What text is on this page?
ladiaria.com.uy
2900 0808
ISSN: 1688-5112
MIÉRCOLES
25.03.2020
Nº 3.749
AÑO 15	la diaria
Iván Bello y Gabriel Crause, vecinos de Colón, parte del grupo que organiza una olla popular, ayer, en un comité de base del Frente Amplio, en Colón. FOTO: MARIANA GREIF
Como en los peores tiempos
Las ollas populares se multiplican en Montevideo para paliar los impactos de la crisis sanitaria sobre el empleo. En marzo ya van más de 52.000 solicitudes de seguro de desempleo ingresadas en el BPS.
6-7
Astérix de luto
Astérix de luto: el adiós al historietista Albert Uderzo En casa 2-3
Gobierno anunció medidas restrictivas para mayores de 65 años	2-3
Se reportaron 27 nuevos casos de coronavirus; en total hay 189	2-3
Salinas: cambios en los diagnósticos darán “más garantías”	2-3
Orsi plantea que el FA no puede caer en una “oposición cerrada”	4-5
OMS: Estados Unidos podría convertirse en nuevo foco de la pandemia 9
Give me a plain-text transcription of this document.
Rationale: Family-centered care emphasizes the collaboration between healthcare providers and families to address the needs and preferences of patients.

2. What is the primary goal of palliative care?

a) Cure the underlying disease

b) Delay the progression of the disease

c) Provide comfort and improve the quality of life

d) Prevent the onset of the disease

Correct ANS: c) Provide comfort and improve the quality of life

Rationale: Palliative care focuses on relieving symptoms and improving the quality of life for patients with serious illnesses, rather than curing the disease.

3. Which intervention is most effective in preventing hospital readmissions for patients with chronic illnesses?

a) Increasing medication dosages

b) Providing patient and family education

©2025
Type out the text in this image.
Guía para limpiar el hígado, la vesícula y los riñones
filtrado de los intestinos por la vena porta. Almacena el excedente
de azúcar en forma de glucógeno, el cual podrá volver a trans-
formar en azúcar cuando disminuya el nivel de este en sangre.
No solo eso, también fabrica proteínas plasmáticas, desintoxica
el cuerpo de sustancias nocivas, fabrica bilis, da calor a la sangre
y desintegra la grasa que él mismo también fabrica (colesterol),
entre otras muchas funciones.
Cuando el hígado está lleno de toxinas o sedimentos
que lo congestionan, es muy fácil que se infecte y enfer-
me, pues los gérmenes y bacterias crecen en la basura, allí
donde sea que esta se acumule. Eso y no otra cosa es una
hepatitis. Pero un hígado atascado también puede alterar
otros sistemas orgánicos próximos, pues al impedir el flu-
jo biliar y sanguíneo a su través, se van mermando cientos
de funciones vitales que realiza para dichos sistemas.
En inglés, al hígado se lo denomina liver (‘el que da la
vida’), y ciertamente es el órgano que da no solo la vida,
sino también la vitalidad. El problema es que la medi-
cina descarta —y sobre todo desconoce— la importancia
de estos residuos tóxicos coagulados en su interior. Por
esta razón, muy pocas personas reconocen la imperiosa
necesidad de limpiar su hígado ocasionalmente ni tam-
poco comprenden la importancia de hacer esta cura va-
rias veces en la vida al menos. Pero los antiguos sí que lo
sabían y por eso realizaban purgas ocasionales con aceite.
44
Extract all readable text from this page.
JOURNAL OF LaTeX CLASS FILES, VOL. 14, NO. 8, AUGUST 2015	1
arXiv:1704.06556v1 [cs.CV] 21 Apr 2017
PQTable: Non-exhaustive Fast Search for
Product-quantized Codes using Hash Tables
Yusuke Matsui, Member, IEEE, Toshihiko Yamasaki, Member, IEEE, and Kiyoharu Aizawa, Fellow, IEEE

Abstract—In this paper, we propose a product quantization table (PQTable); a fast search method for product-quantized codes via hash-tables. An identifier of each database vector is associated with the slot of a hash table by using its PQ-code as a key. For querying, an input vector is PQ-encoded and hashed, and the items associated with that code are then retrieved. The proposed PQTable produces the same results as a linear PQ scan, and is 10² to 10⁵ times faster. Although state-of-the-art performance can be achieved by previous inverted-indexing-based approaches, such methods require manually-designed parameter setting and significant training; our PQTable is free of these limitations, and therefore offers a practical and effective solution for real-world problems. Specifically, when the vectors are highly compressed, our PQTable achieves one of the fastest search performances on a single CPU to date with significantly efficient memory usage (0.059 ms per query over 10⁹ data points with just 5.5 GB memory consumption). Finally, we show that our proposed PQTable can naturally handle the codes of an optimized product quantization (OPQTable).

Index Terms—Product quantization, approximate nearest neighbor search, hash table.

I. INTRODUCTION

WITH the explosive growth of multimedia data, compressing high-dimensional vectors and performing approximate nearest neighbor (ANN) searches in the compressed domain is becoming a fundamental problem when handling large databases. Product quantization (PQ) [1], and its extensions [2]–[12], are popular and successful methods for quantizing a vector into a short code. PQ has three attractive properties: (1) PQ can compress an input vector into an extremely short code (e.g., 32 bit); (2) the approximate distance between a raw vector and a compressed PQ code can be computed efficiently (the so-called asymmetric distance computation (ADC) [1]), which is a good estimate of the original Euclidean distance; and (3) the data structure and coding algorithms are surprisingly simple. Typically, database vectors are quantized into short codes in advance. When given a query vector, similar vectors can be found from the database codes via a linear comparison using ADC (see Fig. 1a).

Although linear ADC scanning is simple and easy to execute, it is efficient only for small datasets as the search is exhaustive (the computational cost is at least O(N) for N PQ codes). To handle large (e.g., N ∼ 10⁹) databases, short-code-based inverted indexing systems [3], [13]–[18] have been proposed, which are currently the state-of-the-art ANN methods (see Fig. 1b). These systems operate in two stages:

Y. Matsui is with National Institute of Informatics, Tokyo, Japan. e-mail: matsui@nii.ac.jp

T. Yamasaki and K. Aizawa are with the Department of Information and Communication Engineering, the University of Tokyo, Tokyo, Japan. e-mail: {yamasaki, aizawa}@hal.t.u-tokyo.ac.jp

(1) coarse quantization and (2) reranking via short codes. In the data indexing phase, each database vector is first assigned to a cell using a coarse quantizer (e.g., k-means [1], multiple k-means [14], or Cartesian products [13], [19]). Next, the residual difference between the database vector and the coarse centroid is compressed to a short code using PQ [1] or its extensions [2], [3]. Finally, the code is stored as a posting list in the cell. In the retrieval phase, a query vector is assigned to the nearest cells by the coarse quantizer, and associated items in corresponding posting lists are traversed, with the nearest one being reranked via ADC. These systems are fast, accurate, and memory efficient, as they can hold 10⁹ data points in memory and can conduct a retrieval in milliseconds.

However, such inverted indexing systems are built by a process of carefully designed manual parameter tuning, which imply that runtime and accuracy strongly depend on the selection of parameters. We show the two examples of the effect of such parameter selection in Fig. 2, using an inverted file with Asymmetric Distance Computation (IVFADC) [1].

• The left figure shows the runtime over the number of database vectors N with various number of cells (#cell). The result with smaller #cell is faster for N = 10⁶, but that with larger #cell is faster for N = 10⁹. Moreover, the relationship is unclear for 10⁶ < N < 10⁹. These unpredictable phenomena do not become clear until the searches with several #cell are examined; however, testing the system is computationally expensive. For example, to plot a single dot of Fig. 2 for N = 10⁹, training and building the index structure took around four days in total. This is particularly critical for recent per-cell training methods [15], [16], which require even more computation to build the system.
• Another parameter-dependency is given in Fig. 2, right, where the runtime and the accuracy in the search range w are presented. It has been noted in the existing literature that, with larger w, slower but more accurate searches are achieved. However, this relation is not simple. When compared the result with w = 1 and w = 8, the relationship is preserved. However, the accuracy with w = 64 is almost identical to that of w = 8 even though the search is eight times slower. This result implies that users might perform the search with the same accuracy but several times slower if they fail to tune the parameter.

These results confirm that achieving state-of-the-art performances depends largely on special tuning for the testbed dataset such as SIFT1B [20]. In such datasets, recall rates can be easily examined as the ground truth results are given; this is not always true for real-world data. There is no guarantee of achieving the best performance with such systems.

# # #

YOUR TASK: Take the entries above and copy them out exactly.

PROBLEM SOLUTION:
What text is on this page?
ladiaria.com.uy
2900 0808
ISSN: 1688-5112
MIÉRCOLES
25.03.2020
Nº 3.749
AÑO 15	la diaria
Iván Bello y Gabriel Crause, vecinos de Colón, parte del grupo que organiza una olla popular, ayer, en un comité de base del Frente Amplio, en Colón. FOTO: MARIANA GREIF
Como en los peores tiempos
Las ollas populares se multiplican en Montevideo para paliar los impactos de la crisis sanitaria sobre el empleo. En marzo ya van más de 52.000 solicitudes de seguro de desempleo ingresadas en el BPS.
6-7
Astérix de luto
Astérix de luto: el adiós al historietista Albert Uderzo En casa 2-3
Gobierno anunció medidas restrictivas para mayores de 65 años	2-3
Se reportaron 27 nuevos casos de coronavirus; en total hay 189	2-3
Salinas: cambios en los diagnósticos darán “más garantías”	2-3
Orsi plantea que el FA no puede caer en una “oposición cerrada”	4-5
OMS: Estados Unidos podría convertirse en nuevo foco de la pandemia 9
Give me a plain-text transcription of this document.
Rationale: Family-centered care emphasizes the collaboration between healthcare providers and families to address the needs and preferences of patients.

2. What is the primary goal of palliative care?

a) Cure the underlying disease

b) Delay the progression of the disease

c) Provide comfort and improve the quality of life

d) Prevent the onset of the disease

Correct ANS: c) Provide comfort and improve the quality of life

Rationale: Palliative care focuses on relieving symptoms and improving the quality of life for patients with serious illnesses, rather than curing the disease.

3. Which intervention is most effective in preventing hospital readmissions for patients with chronic illnesses?

a) Increasing medication dosages

b) Providing patient and family education

©2025
Type out the text in this image.
Guía para limpiar el hígado, la vesícula y los riñones
filtrado de los intestinos por la vena porta. Almacena el excedente
de azúcar en forma de glucógeno, el cual podrá volver a trans-
formar en azúcar cuando disminuya el nivel de este en sangre.
No solo eso, también fabrica proteínas plasmáticas, desintoxica
el cuerpo de sustancias nocivas, fabrica bilis, da calor a la sangre
y desintegra la grasa que él mismo también fabrica (colesterol),
entre otras muchas funciones.
Cuando el hígado está lleno de toxinas o sedimentos
que lo congestionan, es muy fácil que se infecte y enfer-
me, pues los gérmenes y bacterias crecen en la basura, allí
donde sea que esta se acumule. Eso y no otra cosa es una
hepatitis. Pero un hígado atascado también puede alterar
otros sistemas orgánicos próximos, pues al impedir el flu-
jo biliar y sanguíneo a su través, se van mermando cientos
de funciones vitales que realiza para dichos sistemas.
En inglés, al hígado se lo denomina liver (‘el que da la
vida’), y ciertamente es el órgano que da no solo la vida,
sino también la vitalidad. El problema es que la medi-
cina descarta —y sobre todo desconoce— la importancia
de estos residuos tóxicos coagulados en su interior. Por
esta razón, muy pocas personas reconocen la imperiosa
necesidad de limpiar su hígado ocasionalmente ni tam-
poco comprenden la importancia de hacer esta cura va-
rias veces en la vida al menos. Pero los antiguos sí que lo
sabían y por eso realizaban purgas ocasionales con aceite.
44
Extract all readable text from this page.
JOURNAL OF LaTeX CLASS FILES, VOL. 14, NO. 8, AUGUST 2015	1
arXiv:1704.06556v1 [cs.CV] 21 Apr 2017
PQTable: Non-exhaustive Fast Search for
Product-quantized Codes using Hash Tables
Yusuke Matsui, Member, IEEE, Toshihiko Yamasaki, Member, IEEE, and Kiyoharu Aizawa, Fellow, IEEE

Abstract—In this paper, we propose a product quantization table (PQTable); a fast search method for product-quantized codes via hash-tables. An identifier of each database vector is associated with the slot of a hash table by using its PQ-code as a key. For querying, an input vector is PQ-encoded and hashed, and the items associated with that code are then retrieved. The proposed PQTable produces the same results as a linear PQ scan, and is 10² to 10⁵ times faster. Although state-of-the-art performance can be achieved by previous inverted-indexing-based approaches, such methods require manually-designed parameter setting and significant training; our PQTable is free of these limitations, and therefore offers a practical and effective solution for real-world problems. Specifically, when the vectors are highly compressed, our PQTable achieves one of the fastest search performances on a single CPU to date with significantly efficient memory usage (0.059 ms per query over 10⁹ data points with just 5.5 GB memory consumption). Finally, we show that our proposed PQTable can naturally handle the codes of an optimized product quantization (OPQTable).

Index Terms—Product quantization, approximate nearest neighbor search, hash table.

I. INTRODUCTION

WITH the explosive growth of multimedia data, compressing high-dimensional vectors and performing approximate nearest neighbor (ANN) searches in the compressed domain is becoming a fundamental problem when handling large databases. Product quantization (PQ) [1], and its extensions [2]–[12], are popular and successful methods for quantizing a vector into a short code. PQ has three attractive properties: (1) PQ can compress an input vector into an extremely short code (e.g., 32 bit); (2) the approximate distance between a raw vector and a compressed PQ code can be computed efficiently (the so-called asymmetric distance computation (ADC) [1]), which is a good estimate of the original Euclidean distance; and (3) the data structure and coding algorithms are surprisingly simple. Typically, database vectors are quantized into short codes in advance. When given a query vector, similar vectors can be found from the database codes via a linear comparison using ADC (see Fig. 1a).

Although linear ADC scanning is simple and easy to execute, it is efficient only for small datasets as the search is exhaustive (the computational cost is at least O(N) for N PQ codes). To handle large (e.g., N ∼ 10⁹) databases, short-code-based inverted indexing systems [3], [13]–[18] have been proposed, which are currently the state-of-the-art ANN methods (see Fig. 1b). These systems operate in two stages:

Y. Matsui is with National Institute of Informatics, Tokyo, Japan. e-mail: matsui@nii.ac.jp

T. Yamasaki and K. Aizawa are with the Department of Information and Communication Engineering, the University of Tokyo, Tokyo, Japan. e-mail: {yamasaki, aizawa}@hal.t.u-tokyo.ac.jp

(1) coarse quantization and (2) reranking via short codes. In the data indexing phase, each database vector is first assigned to a cell using a coarse quantizer (e.g., k-means [1], multiple k-means [14], or Cartesian products [13], [19]). Next, the residual difference between the database vector and the coarse centroid is compressed to a short code using PQ [1] or its extensions [2], [3]. Finally, the code is stored as a posting list in the cell. In the retrieval phase, a query vector is assigned to the nearest cells by the coarse quantizer, and associated items in corresponding posting lists are traversed, with the nearest one being reranked via ADC. These systems are fast, accurate, and memory efficient, as they can hold 10⁹ data points in memory and can conduct a retrieval in milliseconds.

However, such inverted indexing systems are built by a process of carefully designed manual parameter tuning, which imply that runtime and accuracy strongly depend on the selection of parameters. We show the two examples of the effect of such parameter selection in Fig. 2, using an inverted file with Asymmetric Distance Computation (IVFADC) [1].

• The left figure shows the runtime over the number of database vectors N with various number of cells (#cell). The result with smaller #cell is faster for N = 10⁶, but that with larger #cell is faster for N = 10⁹. Moreover, the relationship is unclear for 10⁶ < N < 10⁹. These unpredictable phenomena do not become clear until the searches with several #cell are examined; however, testing the system is computationally expensive. For example, to plot a single dot of Fig. 2 for N = 10⁹, training and building the index structure took around four days in total. This is particularly critical for recent per-cell training methods [15], [16], which require even more computation to build the system.
• Another parameter-dependency is given in Fig. 2, right, where the runtime and the accuracy in the search range w are presented. It has been noted in the existing literature that, with larger w, slower but more accurate searches are achieved. However, this relation is not simple. When compared the result with w = 1 and w = 8, the relationship is preserved. However, the accuracy with w = 64 is almost identical to that of w = 8 even though the search is eight times slower. This result implies that users might perform the search with the same accuracy but several times slower if they fail to tune the parameter.

These results confirm that achieving state-of-the-art performances depends largely on special tuning for the testbed dataset such as SIFT1B [20]. In such datasets, recall rates can be easily examined as the ground truth results are given; this is not always true for real-world data. There is no guarantee of achieving the best performance with such systems.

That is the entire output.